Extracted data entries:
__________________________________________________

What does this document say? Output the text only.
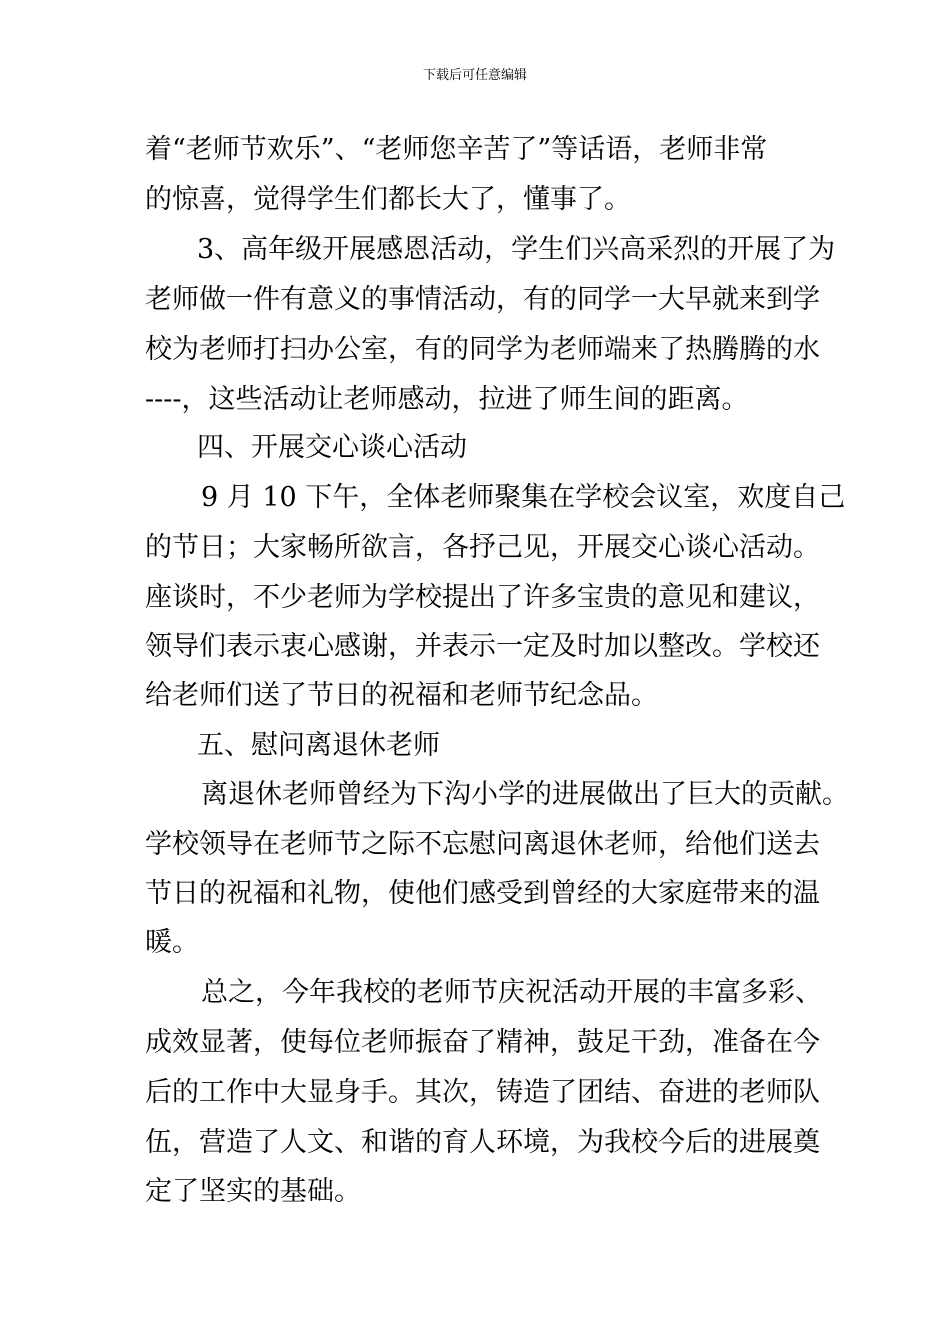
下载后可任意编辑
着“老师节欢乐”、“老师您辛苦了”等话语，老师非常
的惊喜，觉得学生们都长大了，懂事了。
3、高年级开展感恩活动，学生们兴高采烈的开展了为
老师做一件有意义的事情活动，有的同学一大早就来到学
校为老师打扫办公室，有的同学为老师端来了热腾腾的水
----，这些活动让老师感动，拉进了师生间的距离。
四、开展交心谈心活动
9 月 10 下午，全体老师聚集在学校会议室，欢度自己
的节日；大家畅所欲言，各抒己见，开展交心谈心活动。
座谈时，不少老师为学校提出了许多宝贵的意见和建议，
领导们表示衷心感谢，并表示一定及时加以整改。学校还
给老师们送了节日的祝福和老师节纪念品。
五、慰问离退休老师
离退休老师曾经为下沟小学的进展做出了巨大的贡献。
学校领导在老师节之际不忘慰问离退休老师，给他们送去
节日的祝福和礼物，使他们感受到曾经的大家庭带来的温
暖。
总之，今年我校的老师节庆祝活动开展的丰富多彩、
成效显著，使每位老师振奋了精神，鼓足干劲，准备在今
后的工作中大显身手。其次，铸造了团结、奋进的老师队
伍，营造了人文、和谐的育人环境，为我校今后的进展奠
定了坚实的基础。
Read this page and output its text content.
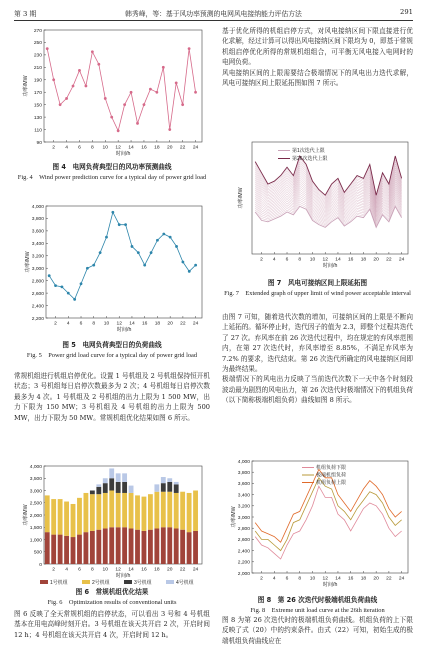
第 3 期	韩秀峰，等：基于风功率预测的电网风电接纳能力评估方法	291
90
110
130
150
170
190
210
230
250
270
2 4 6 8 10 12 14 16 18 20 22 24
功率/MW
时间/h
图 4　电网负荷典型日的风功率预测曲线
Fig. 4　Wind power prediction curve for a typical day of power grid load
2,200
2,400
2,600
2,800
3,000
3,200
3,400
3,600
3,800
4,000
2 4 6 8 10 12 14 16 18 20 22 24
功率/MW
时间/h
图 5　电网负荷典型日的负荷曲线
Fig. 5　Power grid load curve for a typical day of power grid load

常规机组进行机组启停优化。设置 1 号机组及 2 号机组保持恒开机状态；3 号机组每日启停次数最多为 2 次；4 号机组每日启停次数最多为 4 次。1 号机组及 2 号机组的出力上限为 1 500 MW，出力下限为 150 MW；3 号机组及 4 号机组的出力上限为 500 MW，出力下限为 50 MW。常规机组优化结果如图 6 所示。

0
500
1,000
1,500
2,000
2,500
3,000
3,500
4,000
2 4 6 8 10 12 14 16 18 20 22 24
功率/MW
时间/h
1号机组	2号机组	3号机组	4号机组
图 6　常规机组优化结果
Fig. 6　Optimization results of conventional units

图 6 反映了全天常规机组的启停状态，可以看出 3 号和 4 号机组基本在用电高峰时刻开启。3 号机组在该天共开启 2 次，开启时间 12 h；4 号机组在该天共开启 4 次，开启时间 12 h。

基于优化所得的机组启停方式，对风电接纳区间下限直接进行优化求解，经过计算可以得出风电接纳区间下限均为 0，即基于常规机组启停优化所得的常规机组组合，可平衡无风电接入电网时的电网负荷。

风电接纳区间的上限需要结合极端情况下的风电出力迭代求解，风电可接纳区间上限延拓图如图 7 所示。

2 4 6 8 10 12 14 16 18 20 22 24
功率/MW
时间/h
第1次迭代上限
第26次迭代上限
图 7　风电可接纳区间上限延拓图
Fig. 7　Extended graph of upper limit of wind power acceptable interval

由图 7 可知，随着迭代次数的增加，可接纳区间的上限是不断向上延拓的。循环停止时，迭代因子的值为 2.3，即整个过程共迭代了 27 次。弃风率在前 26 次迭代过程中，均在规定的弃风率范围内，在第 27 次迭代时，弃风率增至 8.85%，不满足弃风率为 7.2% 的要求，迭代结束。第 26 次迭代所确定的风电接纳区间即为最终结果。

极端情况下的风电出力反映了当前迭代次数下一天中各个时刻段波动最为剧烈的风电出力，第 26 次迭代时极端情况下的机组负荷（以下简称极端机组负荷）曲线如图 8 所示。

2,000
2,200
2,400
2,600
2,800
3,000
3,200
3,400
3,600
3,800
4,000
2 4 6 8 10 12 14 16 18 20 22 24
功率/MW
时间/h
机组负荷下限
极端机组负荷
机组负荷上限
图 8　第 26 次迭代时极端机组负荷曲线
Fig. 8　Extreme unit load curve at the 26th iteration

图 8 为第 26 次迭代时的极端机组负荷曲线。机组负荷的上下限反映了式（20）中的约束条件。由式（22）可知，初始生成的极端机组负荷曲线应在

__________________________________________________

◆ What is needed: Find all lines holding the string "text" and copy them.

◆ In response:
What does this document say? Output the text only.
Read this page and output its text content.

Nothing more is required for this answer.